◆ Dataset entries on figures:
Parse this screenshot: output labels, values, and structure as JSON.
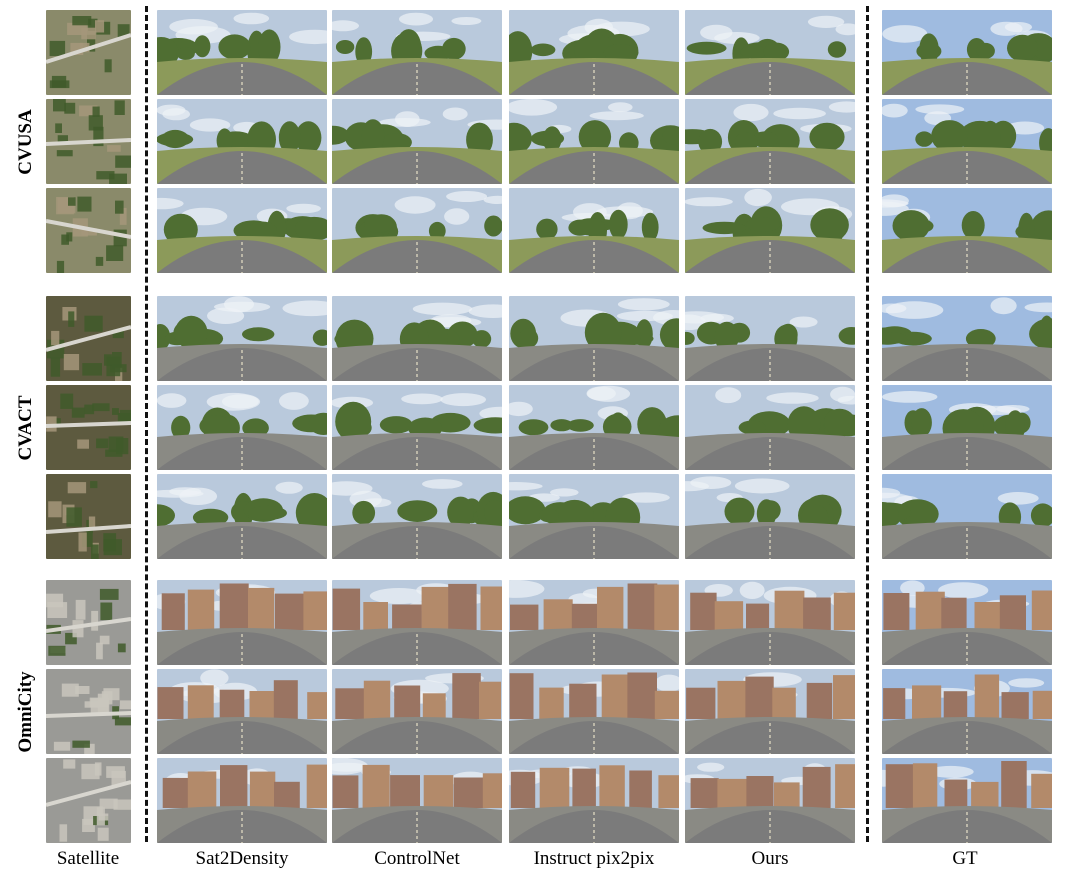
{
  "figure": {
    "groups": [
      {
        "label": "CVUSA",
        "scene": "rural",
        "rows": 3
      },
      {
        "label": "CVACT",
        "scene": "suburb",
        "rows": 3
      },
      {
        "label": "OmniCity",
        "scene": "city",
        "rows": 3
      }
    ],
    "columns": [
      {
        "label": "Satellite",
        "kind": "satellite"
      },
      {
        "label": "Sat2Density",
        "kind": "panorama"
      },
      {
        "label": "ControlNet",
        "kind": "panorama"
      },
      {
        "label": "Instruct pix2pix",
        "kind": "panorama"
      },
      {
        "label": "Ours",
        "kind": "panorama"
      },
      {
        "label": "GT",
        "kind": "panorama"
      }
    ],
    "colors": {
      "sky": "#b9c9dc",
      "vegetation": "#4f6e32",
      "road": "#7b7b7b",
      "building": "#b38a6a"
    }
  }
}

◆ REQUIREMENT: Any pictures should be dropped; transcribe the rest of the records above exactly.

◆ OUTPUT BELOW:
Parse this screenshot: output labels, values, and structure as JSON.
{
  "figure": {
    "groups": [
      {
        "label": "CVUSA",
        "scene": "rural",
        "rows": 3
      },
      {
        "label": "CVACT",
        "scene": "suburb",
        "rows": 3
      },
      {
        "label": "OmniCity",
        "scene": "city",
        "rows": 3
      }
    ],
    "columns": [
      {
        "label": "Satellite",
        "kind": "satellite"
      },
      {
        "label": "Sat2Density",
        "kind": "panorama"
      },
      {
        "label": "ControlNet",
        "kind": "panorama"
      },
      {
        "label": "Instruct pix2pix",
        "kind": "panorama"
      },
      {
        "label": "Ours",
        "kind": "panorama"
      },
      {
        "label": "GT",
        "kind": "panorama"
      }
    ],
    "colors": {
      "sky": "#b9c9dc",
      "vegetation": "#4f6e32",
      "road": "#7b7b7b",
      "building": "#b38a6a"
    }
  }
}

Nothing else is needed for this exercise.